→ YOUR TASK
Copy every line of the records below that holds the word "February".
####
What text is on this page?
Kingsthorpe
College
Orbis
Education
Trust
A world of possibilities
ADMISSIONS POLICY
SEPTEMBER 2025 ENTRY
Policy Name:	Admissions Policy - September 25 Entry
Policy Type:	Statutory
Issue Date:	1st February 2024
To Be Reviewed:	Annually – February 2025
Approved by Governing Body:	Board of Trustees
####
→ EXPECTED OUTPUT
Issue Date:	1st February 2024
To Be Reviewed:	Annually – February 2025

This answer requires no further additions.